** THE REQUEST **
Omit all images. Transcribe the rest of the material below exactly.

-- START OF EXTRACTED INFORMATION --

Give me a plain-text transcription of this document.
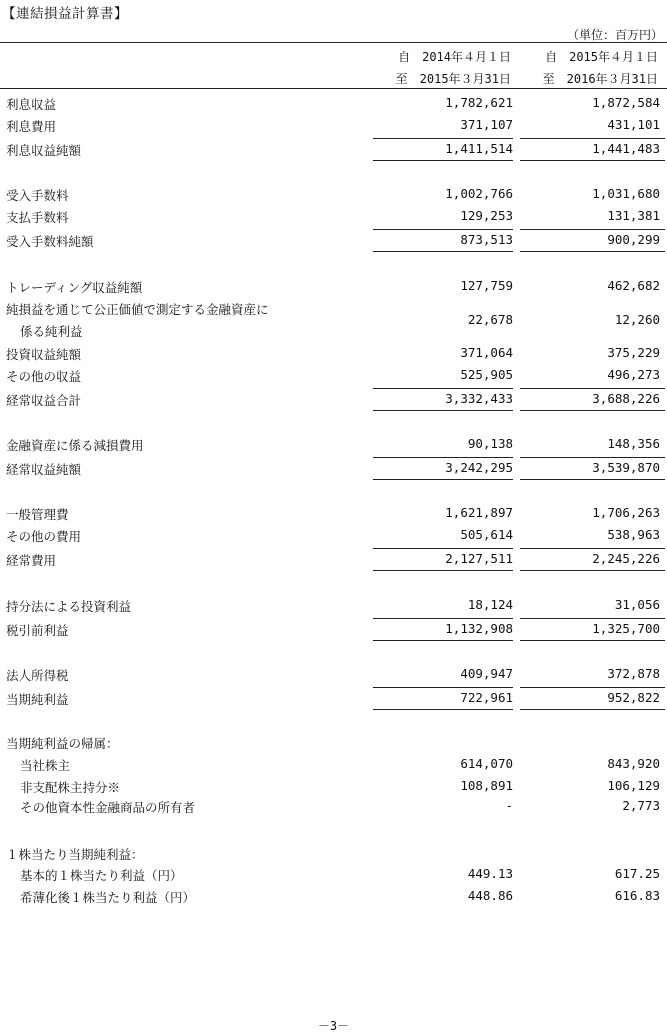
【連結損益計算書】
（単位：百万円）
自　2014年４月１日
至　2015年３月31日
自　2015年４月１日
至　2016年３月31日
利息収益	1,782,621	1,872,584
利息費用	371,107	431,101
利息収益純額	1,411,514	1,441,483
受入手数料	1,002,766	1,031,680
支払手数料	129,253	131,381
受入手数料純額	873,513	900,299
トレーディング収益純額	127,759	462,682
純損益を通じて公正価値で測定する金融資産に
係る純利益
22,678	12,260
投資収益純額	371,064	375,229
その他の収益	525,905	496,273
経常収益合計	3,332,433	3,688,226
金融資産に係る減損費用	90,138	148,356
経常収益純額	3,242,295	3,539,870
一般管理費	1,621,897	1,706,263
その他の費用	505,614	538,963
経常費用	2,127,511	2,245,226
持分法による投資利益	18,124	31,056
税引前利益	1,132,908	1,325,700
法人所得税	409,947	372,878
当期純利益	722,961	952,822
当期純利益の帰属：
当社株主	614,070	843,920
非支配株主持分※	108,891	106,129
その他資本性金融商品の所有者	-	2,773
１株当たり当期純利益：
基本的１株当たり利益（円）	449.13	617.25
希薄化後１株当たり利益（円）	448.86	616.83
－3－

-- END OF EXTRACTED INFORMATION --

** ANSWER TO THIS TASK **
Give me a plain-text transcription of this document.
【連結損益計算書】
（単位：百万円）
自　2014年４月１日
至　2015年３月31日
自　2015年４月１日
至　2016年３月31日
利息収益	1,782,621	1,872,584
利息費用	371,107	431,101
利息収益純額	1,411,514	1,441,483
受入手数料	1,002,766	1,031,680
支払手数料	129,253	131,381
受入手数料純額	873,513	900,299
トレーディング収益純額	127,759	462,682
純損益を通じて公正価値で測定する金融資産に
係る純利益
22,678	12,260
投資収益純額	371,064	375,229
その他の収益	525,905	496,273
経常収益合計	3,332,433	3,688,226
金融資産に係る減損費用	90,138	148,356
経常収益純額	3,242,295	3,539,870
一般管理費	1,621,897	1,706,263
その他の費用	505,614	538,963
経常費用	2,127,511	2,245,226
持分法による投資利益	18,124	31,056
税引前利益	1,132,908	1,325,700
法人所得税	409,947	372,878
当期純利益	722,961	952,822
当期純利益の帰属：
当社株主	614,070	843,920
非支配株主持分※	108,891	106,129
その他資本性金融商品の所有者	-	2,773
１株当たり当期純利益：
基本的１株当たり利益（円）	449.13	617.25
希薄化後１株当たり利益（円）	448.86	616.83
－3－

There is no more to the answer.